Below are the records. Gather each line that holds "label".
━━━ Input for this task ━━━
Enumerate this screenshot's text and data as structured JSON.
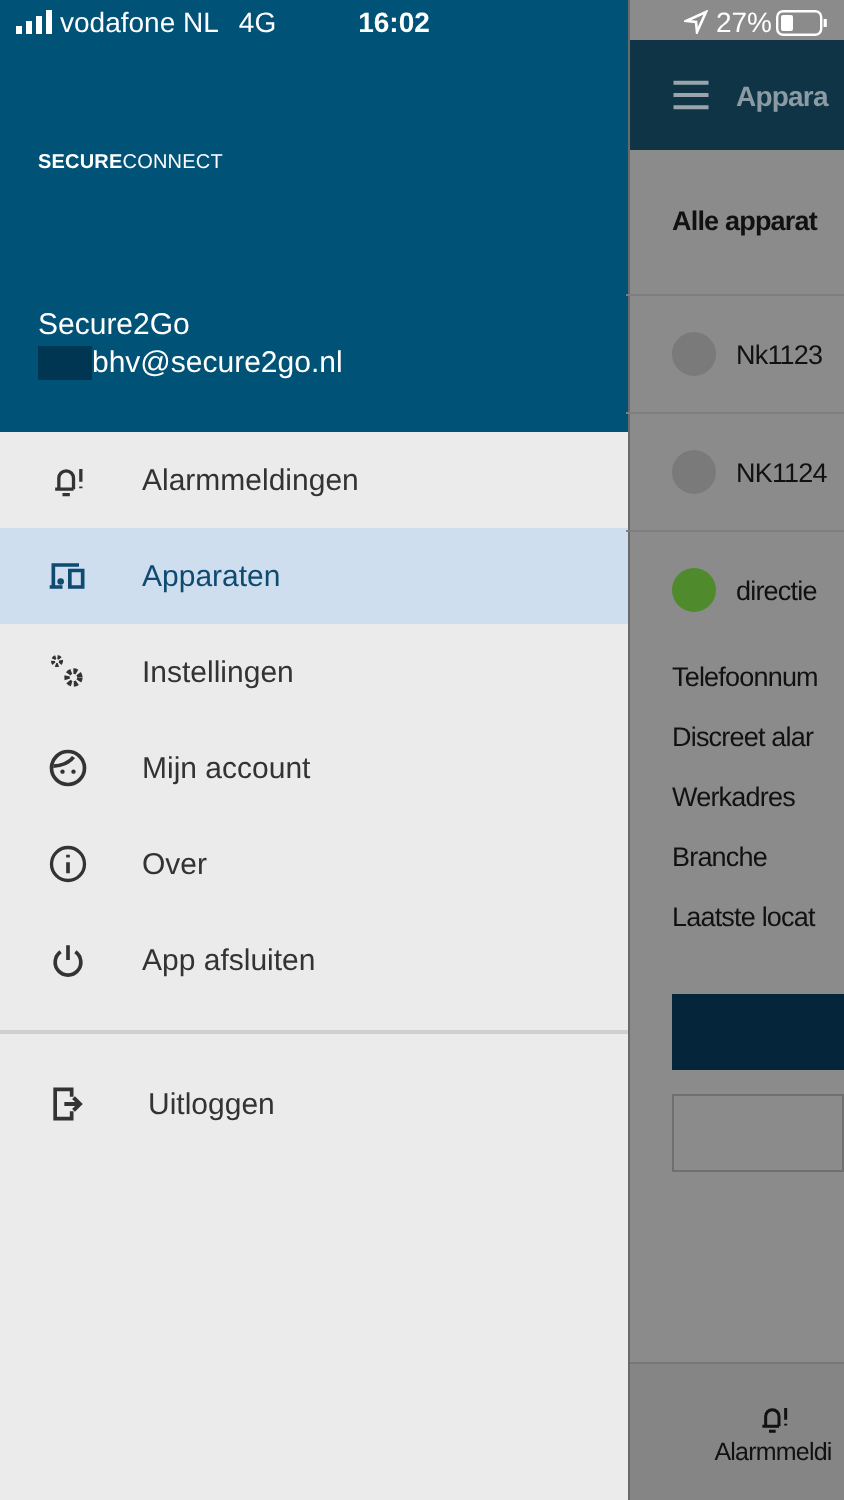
{
  "status_bar": {
    "carrier": "vodafone NL",
    "network": "4G",
    "time": "16:02",
    "battery": "27%"
  },
  "drawer": {
    "logo_bold": "SECURE",
    "logo_light": "CONNECT",
    "user_name": "Secure2Go",
    "user_email": "bhv@secure2go.nl",
    "items": [
      {
        "kind": "alarm",
        "label": "Alarmmeldingen",
        "selected": false
      },
      {
        "kind": "devices",
        "label": "Apparaten",
        "selected": true
      },
      {
        "kind": "settings",
        "label": "Instellingen",
        "selected": false
      },
      {
        "kind": "account",
        "label": "Mijn account",
        "selected": false
      },
      {
        "kind": "info",
        "label": "Over",
        "selected": false
      },
      {
        "kind": "power",
        "label": "App afsluiten",
        "selected": false
      }
    ],
    "logout": {
      "label": "Uitloggen"
    }
  },
  "background_screen": {
    "title": "Appara",
    "section": "Alle apparat",
    "devices": [
      {
        "name": "Nk1123",
        "color": "#7a7a7a"
      },
      {
        "name": "NK1124",
        "color": "#7a7a7a"
      },
      {
        "name": "directie",
        "color": "#4f8a2c"
      }
    ],
    "details": [
      "Telefoonnum",
      "Discreet alar",
      "Werkadres",
      "Branche",
      "Laatste locat"
    ],
    "bottom_nav": {
      "label": "Alarmmeldi"
    }
  }
}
━━━
[Response below]:
        "label": "Alarmmeldingen",
        "label": "Apparaten",
        "label": "Instellingen",
        "label": "Mijn account",
        "label": "Over",
        "label": "App afsluiten",
      "label": "Uitloggen"
      "label": "Alarmmeldi"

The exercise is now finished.